## Task to complete
Show every line containing "image" by copying it.
─── Task data
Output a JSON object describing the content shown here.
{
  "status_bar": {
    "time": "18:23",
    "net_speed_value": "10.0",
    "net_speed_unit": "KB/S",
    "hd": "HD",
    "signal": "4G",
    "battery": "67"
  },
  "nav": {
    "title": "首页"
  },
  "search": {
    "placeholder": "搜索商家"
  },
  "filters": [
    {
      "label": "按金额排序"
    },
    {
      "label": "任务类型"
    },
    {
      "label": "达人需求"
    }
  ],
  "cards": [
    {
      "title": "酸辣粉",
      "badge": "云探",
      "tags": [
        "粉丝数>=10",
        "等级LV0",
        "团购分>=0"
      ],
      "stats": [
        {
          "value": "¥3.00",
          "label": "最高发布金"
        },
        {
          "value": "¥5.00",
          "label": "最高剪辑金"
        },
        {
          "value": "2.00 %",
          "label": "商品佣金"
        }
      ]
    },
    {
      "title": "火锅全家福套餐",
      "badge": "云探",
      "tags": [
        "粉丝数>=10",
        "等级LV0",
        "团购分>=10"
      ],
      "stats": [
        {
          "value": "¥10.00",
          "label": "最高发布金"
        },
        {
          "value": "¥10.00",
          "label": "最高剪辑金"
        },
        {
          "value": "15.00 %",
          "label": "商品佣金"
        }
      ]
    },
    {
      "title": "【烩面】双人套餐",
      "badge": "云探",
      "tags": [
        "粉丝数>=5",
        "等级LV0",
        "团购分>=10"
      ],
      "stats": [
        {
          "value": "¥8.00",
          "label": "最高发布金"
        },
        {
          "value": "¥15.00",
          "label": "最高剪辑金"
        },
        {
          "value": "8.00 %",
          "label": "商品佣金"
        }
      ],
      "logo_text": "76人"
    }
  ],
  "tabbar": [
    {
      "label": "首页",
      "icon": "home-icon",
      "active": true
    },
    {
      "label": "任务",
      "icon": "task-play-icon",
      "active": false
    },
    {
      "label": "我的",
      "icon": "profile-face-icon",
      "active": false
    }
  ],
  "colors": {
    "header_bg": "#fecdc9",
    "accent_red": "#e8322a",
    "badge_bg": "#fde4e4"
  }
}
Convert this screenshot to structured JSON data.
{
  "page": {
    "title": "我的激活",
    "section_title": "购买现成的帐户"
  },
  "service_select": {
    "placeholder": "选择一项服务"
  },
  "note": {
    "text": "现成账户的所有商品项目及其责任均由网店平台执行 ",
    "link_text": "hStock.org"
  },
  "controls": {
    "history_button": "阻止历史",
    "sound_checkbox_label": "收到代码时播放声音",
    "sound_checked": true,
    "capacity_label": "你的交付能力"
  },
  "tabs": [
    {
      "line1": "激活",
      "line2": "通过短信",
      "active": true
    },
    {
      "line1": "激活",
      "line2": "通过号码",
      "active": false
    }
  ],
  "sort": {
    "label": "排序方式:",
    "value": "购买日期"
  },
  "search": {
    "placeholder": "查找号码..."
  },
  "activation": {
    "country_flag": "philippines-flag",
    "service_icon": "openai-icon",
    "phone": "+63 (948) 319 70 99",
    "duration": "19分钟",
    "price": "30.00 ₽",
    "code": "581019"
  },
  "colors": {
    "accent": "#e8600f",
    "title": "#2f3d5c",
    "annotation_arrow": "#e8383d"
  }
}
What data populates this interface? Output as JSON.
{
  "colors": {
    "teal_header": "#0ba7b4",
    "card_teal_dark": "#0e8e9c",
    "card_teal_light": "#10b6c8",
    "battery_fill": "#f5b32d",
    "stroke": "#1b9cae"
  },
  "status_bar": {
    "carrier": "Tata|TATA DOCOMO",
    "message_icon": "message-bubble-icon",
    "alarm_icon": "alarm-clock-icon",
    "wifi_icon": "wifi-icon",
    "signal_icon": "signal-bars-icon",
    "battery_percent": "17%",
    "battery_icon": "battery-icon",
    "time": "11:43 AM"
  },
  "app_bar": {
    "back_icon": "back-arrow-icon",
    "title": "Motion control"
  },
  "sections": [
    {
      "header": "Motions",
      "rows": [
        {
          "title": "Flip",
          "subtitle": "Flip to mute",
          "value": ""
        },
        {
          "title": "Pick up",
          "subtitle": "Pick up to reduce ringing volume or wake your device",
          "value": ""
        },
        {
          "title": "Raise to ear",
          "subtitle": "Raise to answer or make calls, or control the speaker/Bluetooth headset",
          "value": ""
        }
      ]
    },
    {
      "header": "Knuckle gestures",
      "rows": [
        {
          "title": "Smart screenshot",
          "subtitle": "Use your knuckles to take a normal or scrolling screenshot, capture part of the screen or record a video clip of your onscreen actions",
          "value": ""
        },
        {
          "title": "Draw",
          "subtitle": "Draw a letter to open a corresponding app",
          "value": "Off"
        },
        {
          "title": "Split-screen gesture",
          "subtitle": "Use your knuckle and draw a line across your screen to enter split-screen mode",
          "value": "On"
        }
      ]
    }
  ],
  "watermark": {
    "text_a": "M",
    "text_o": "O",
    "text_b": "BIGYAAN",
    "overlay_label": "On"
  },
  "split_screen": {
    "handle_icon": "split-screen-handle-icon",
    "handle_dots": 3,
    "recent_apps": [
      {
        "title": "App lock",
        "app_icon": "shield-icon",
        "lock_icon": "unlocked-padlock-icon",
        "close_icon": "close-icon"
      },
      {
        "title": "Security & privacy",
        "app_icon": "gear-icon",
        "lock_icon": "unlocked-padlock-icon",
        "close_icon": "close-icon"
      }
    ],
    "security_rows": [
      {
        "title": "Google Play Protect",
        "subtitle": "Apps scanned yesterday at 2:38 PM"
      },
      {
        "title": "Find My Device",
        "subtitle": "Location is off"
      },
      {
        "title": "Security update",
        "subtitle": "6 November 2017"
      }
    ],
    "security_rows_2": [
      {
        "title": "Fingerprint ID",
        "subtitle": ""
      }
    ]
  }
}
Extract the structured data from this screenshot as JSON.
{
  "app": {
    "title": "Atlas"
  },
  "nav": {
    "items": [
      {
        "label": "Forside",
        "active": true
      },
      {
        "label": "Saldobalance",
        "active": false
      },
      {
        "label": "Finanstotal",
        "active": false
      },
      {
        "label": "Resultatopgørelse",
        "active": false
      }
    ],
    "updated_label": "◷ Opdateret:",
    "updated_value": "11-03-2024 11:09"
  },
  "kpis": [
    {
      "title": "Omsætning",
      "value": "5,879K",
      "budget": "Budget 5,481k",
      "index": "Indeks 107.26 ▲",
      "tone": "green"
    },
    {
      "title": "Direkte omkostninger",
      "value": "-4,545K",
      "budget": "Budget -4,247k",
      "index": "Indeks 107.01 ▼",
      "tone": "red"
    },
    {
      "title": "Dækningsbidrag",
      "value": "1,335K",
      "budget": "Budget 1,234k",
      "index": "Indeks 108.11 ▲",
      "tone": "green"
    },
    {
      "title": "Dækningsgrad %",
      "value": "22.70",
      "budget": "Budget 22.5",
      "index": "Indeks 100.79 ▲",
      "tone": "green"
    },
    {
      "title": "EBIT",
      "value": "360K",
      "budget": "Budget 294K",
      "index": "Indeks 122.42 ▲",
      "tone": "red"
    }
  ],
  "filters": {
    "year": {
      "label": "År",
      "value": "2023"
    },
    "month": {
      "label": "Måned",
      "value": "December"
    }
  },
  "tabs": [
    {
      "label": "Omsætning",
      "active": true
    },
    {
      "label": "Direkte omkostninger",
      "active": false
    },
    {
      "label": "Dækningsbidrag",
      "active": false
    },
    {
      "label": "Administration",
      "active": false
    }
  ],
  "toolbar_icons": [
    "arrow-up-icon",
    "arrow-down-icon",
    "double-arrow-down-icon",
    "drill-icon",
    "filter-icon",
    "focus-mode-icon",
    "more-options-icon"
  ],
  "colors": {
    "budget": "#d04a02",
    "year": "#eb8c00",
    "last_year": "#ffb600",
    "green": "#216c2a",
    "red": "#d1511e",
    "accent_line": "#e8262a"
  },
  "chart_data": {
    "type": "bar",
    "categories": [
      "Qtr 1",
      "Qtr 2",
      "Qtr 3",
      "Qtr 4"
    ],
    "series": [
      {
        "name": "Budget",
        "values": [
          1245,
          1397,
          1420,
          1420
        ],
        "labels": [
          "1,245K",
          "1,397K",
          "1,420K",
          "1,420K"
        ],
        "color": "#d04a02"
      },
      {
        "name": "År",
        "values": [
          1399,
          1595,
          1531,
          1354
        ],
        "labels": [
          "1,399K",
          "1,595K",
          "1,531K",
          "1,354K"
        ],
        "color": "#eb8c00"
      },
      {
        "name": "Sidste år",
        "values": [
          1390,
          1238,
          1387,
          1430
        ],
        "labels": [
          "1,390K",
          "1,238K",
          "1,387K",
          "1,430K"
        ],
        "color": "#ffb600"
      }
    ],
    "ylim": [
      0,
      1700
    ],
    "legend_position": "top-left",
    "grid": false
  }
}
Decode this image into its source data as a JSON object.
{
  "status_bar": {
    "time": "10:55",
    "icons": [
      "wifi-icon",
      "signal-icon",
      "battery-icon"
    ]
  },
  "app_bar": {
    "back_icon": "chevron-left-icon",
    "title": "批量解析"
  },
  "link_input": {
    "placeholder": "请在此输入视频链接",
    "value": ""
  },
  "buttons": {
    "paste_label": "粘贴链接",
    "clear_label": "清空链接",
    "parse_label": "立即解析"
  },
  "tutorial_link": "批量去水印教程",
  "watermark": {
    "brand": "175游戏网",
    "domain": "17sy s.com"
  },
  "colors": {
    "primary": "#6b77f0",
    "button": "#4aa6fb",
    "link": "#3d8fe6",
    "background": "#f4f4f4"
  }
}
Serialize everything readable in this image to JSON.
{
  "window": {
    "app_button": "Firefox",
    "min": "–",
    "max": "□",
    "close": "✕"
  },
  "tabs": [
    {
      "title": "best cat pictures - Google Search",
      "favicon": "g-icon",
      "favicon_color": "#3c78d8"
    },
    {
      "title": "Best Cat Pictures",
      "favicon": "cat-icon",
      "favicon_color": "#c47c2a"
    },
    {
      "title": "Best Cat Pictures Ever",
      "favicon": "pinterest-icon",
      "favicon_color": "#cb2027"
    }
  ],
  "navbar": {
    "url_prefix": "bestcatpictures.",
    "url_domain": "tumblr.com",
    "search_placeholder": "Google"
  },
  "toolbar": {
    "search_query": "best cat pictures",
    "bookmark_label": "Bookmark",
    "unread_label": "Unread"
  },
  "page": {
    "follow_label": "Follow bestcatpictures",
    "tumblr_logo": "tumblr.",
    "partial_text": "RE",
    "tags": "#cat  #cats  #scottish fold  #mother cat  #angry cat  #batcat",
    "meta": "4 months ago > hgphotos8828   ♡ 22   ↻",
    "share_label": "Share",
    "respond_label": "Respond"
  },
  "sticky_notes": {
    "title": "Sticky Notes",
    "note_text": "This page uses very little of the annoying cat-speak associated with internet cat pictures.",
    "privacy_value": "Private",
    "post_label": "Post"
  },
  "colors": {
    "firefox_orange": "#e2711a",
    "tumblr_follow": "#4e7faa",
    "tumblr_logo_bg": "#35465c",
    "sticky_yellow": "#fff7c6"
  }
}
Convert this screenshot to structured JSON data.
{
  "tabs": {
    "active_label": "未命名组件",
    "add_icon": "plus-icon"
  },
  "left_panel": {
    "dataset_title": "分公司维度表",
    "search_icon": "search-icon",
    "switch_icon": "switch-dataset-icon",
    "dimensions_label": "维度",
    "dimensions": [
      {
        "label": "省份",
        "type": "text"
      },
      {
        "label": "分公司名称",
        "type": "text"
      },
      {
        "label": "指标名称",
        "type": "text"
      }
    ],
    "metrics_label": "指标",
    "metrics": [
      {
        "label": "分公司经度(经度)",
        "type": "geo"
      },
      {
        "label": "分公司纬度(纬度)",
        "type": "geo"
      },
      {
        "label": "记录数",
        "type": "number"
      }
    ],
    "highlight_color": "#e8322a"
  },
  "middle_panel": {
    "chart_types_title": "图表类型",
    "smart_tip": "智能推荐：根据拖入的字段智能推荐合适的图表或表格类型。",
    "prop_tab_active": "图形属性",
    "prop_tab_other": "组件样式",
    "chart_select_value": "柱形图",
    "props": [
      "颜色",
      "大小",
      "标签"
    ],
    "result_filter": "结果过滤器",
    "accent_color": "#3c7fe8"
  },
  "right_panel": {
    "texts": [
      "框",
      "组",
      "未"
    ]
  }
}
──────
## Task response
Decode this image into its source data as a JSON object.
Serialize everything readable in this image to JSON.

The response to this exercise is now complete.